* Stated task a
List the tradeoffs that the message below, about passing a single 2D array to plot, says will have to be balanced.

* Document

start

On Wednesday 12 July 2006 7:19 pm, you wrote:
> Darren Dale wrote:
> > On Wednesday 12 July 2006 16:16, Mark Bakker wrote:
> >>I am following up on the discussion of passing a single 2D array to plot.
> >>Wouldn't it make more sense that, in Python array style,
> >>if you give it a single N x K argument you plot rows against the first
> >> row?
> >
> > That's not the behavior I would have expected. I would have expected each
> > row to be plotted as a funtion of the column index, just like
> > plot([1,2,3,4]) is done now, but with each row in a different color. I
> > would like
> > plot([1,2,3,4], array([[1,2,3,4],[2,3,4,5]])) to plot two lines as a
> > function of the single x-list, and I would like 
> > plot(array([[1,2,3,4],[2,3,4,5]]), array([[1,2,3,4],[2,3,4,5]])) to take
> > the next obvious step. I *think* matlab does this, but its been so long
> > since I used it...
>
> I was afraid someone would bring up these possibilities...

Let me temper what I said. *If* a change was considered, what I described 
seems to be the most intuitive behavior.

> We are going to have some tradeoffs among matlab compatibility, internal
> consistency, and adherence to the underlying data storage model.

agreed

> Here is what Matlab does (and in one respect it is not what I thought I
> remembered):
>
> 1) Given a single NxK matrix, it plots each column against the row index.
>
> 2) Given a vector and an NxK, it plots each column against the vector.
>
> 3) Given an NxK and a vector, it plots the vector against each column.

end

* Entries
start

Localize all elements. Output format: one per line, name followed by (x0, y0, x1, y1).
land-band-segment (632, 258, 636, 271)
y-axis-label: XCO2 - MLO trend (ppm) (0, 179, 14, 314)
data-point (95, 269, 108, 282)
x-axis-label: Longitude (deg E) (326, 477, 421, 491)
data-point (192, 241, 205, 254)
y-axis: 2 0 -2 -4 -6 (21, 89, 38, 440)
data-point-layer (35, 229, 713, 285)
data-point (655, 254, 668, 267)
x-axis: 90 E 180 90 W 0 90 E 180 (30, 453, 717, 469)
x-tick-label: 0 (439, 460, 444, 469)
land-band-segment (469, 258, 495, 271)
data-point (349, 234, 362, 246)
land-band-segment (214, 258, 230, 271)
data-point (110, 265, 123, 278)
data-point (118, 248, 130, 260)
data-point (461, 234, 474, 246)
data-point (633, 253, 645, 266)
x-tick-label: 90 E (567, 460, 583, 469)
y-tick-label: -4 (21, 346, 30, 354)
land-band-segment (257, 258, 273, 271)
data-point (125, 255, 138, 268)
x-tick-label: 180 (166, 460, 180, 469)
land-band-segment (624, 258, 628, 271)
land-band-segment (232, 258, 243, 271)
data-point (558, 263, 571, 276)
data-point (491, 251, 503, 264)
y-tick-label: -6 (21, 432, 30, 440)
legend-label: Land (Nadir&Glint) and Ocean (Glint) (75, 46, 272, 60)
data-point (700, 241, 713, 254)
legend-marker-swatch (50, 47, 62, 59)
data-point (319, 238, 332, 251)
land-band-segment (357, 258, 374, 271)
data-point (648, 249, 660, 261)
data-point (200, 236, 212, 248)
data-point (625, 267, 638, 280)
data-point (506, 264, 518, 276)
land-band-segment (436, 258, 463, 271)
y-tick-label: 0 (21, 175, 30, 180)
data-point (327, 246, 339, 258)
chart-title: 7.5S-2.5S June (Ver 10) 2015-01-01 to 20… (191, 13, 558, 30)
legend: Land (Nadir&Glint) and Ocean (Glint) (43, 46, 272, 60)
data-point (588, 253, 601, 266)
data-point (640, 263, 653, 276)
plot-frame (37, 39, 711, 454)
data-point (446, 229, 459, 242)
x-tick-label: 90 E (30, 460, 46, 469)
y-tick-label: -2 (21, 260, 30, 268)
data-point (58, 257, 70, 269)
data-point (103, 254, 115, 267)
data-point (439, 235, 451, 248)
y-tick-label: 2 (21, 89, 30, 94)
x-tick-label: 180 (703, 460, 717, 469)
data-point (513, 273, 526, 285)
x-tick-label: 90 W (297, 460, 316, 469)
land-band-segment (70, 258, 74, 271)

end

* Stated task b
Please transcribe the stretch of the records from their start through the line that contains "x-axis-label: Longitude (deg", keeping every character unchanged.

* Worked answer a
- matlab compatibility
- internal consistency
- adherence to the underlying data storage model

* Worked answer b
Localize all elements. Output format: one per line, name followed by (x0, y0, x1, y1).
land-band-segment (632, 258, 636, 271)
y-axis-label: XCO2 - MLO trend (ppm) (0, 179, 14, 314)
data-point (95, 269, 108, 282)
x-axis-label: Longitude (deg E) (326, 477, 421, 491)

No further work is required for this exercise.